= TEXTO DE LECTURA =
= = = =

Sobre la libertad de expresión

La noción de libertad de expresión ha cambiado radicalmente. La expresión suprema de la libertad de expresión ha sido identificada con la manifestación de desprecio hacia una religión y una comunidad de creyentes.



Opinión
Sobre la libertad de expresión

 Jacques Rancière

El Salto
Traducido por Alfredo Sánchez Santiago.
10 dic 2020 06:52

 La noción de libertad de expresión ha cambiado radicalmente. La expresión suprema de la libertad de expresión ha sido identificada con la manifestación de desprecio hacia una religión y una comunidad de creyentes.

 El abominable atentado perpetrado por un criminal fanático contra Samuel Paty ha suscitado una indignación a la medida de su atrocidad. También ha dado lugar a un cierto número de comentarios y propuestas que ponen de manifiesto una temible confusión, especialmente con respecto a la noción de libertad de expresión y a sus manifestaciones.

= = = =

= MATERIAL ENTREGADO =
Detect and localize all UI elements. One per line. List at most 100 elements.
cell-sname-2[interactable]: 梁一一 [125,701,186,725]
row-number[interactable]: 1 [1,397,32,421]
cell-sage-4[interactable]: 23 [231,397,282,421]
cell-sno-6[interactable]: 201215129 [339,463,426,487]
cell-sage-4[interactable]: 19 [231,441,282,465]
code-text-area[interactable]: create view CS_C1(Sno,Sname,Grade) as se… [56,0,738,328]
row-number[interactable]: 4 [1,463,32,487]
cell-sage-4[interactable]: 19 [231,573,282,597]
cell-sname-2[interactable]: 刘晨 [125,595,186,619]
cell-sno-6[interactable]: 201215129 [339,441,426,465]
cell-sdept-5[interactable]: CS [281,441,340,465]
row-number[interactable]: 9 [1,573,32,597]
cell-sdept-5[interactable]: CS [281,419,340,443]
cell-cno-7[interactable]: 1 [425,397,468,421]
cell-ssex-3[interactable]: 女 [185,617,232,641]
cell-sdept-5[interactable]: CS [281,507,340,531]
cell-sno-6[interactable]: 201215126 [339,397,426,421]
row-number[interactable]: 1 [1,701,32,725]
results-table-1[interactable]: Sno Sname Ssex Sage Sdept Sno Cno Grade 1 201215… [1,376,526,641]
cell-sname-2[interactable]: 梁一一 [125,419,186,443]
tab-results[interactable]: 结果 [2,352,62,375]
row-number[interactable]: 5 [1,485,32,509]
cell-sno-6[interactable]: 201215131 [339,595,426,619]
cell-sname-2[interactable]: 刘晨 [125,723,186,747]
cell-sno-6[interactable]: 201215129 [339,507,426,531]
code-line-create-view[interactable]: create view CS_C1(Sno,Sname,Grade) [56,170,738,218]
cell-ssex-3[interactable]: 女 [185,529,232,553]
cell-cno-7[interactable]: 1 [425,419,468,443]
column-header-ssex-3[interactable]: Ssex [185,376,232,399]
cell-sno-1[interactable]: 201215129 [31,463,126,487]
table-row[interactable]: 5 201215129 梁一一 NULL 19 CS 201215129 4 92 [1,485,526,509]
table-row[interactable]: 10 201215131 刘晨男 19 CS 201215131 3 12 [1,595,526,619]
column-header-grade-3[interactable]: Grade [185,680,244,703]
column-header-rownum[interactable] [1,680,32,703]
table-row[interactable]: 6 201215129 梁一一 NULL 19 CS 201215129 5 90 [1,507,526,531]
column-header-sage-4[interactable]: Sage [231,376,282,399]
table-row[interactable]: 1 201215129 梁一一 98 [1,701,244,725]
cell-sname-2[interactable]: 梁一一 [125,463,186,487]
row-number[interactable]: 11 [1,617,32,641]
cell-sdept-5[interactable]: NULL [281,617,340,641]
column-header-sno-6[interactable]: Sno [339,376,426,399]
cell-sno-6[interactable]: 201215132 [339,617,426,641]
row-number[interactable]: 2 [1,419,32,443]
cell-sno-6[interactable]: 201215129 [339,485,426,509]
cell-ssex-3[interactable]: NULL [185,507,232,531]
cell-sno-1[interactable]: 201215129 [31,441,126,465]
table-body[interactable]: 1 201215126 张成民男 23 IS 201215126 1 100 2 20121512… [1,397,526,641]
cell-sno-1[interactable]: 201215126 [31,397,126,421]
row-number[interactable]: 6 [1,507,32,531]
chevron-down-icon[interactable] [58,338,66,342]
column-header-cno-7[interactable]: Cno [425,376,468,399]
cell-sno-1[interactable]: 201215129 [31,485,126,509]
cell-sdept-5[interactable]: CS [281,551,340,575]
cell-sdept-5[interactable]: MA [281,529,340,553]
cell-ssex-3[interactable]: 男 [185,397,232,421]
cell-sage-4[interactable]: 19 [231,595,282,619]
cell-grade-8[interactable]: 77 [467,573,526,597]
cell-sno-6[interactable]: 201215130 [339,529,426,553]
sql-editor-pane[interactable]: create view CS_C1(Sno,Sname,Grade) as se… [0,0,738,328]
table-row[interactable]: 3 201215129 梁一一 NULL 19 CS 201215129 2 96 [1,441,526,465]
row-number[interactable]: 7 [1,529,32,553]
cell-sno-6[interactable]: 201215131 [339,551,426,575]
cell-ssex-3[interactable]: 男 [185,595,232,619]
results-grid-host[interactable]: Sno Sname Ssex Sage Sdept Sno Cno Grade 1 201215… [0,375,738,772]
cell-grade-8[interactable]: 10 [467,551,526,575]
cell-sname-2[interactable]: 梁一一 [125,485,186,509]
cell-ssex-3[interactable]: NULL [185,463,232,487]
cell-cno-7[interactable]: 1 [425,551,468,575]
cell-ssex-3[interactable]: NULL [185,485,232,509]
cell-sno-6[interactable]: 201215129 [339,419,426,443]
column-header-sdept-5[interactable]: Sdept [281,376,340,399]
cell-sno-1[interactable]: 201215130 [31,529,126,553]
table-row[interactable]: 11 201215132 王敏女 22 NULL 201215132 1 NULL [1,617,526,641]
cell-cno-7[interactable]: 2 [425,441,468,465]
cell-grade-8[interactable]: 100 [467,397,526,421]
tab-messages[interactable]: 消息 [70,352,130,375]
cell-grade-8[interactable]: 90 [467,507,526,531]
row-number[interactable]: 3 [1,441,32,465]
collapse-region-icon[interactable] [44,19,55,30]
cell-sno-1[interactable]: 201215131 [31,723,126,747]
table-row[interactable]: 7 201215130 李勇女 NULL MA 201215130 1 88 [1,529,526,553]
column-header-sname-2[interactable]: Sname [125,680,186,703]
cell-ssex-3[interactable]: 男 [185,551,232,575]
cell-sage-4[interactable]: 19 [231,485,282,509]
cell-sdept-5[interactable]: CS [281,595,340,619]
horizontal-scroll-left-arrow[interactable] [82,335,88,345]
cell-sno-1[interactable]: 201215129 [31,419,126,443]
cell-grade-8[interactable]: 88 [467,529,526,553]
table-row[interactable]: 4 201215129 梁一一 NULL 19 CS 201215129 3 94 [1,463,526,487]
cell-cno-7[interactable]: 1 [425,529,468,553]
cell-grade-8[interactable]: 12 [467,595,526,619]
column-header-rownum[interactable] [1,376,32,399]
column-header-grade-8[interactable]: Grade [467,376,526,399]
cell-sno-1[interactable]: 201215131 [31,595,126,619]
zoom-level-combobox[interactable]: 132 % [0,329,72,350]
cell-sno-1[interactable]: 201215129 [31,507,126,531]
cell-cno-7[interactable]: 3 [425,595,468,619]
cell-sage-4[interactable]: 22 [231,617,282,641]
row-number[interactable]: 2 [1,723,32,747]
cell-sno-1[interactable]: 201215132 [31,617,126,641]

= = = =

= TAREAS POR HACER =
• a. Resume en dos oraciones el texto sobre la libertad de expresión.
• b. Copia tal cual el texto sobre la libertad de expresión, desde "El abominable atentado" hasta "a sus manifestaciones.".
Este material va aparte y no forma parte del texto.

= RESPUESTAS DEL EJERCICIO =
• a. La noción de libertad de expresión ha cambiado radicalmente, hasta identificar su expresión suprema con el desprecio hacia una religión y una comunidad de creyentes. El atentado de un criminal fanático contra Samuel Paty provocó una gran indignación, pero también comentarios y propuestas que muestran una temible confusión sobre esa libertad y sus manifestaciones.

• b.
El abominable atentado perpetrado por un criminal fanático contra Samuel Paty ha suscitado una indignación a la medida de su atrocidad. También ha dado lugar a un cierto número de comentarios y propuestas que ponen de manifiesto una temible confusión, especialmente con respecto a la noción de libertad de expresión y a sus manifestaciones.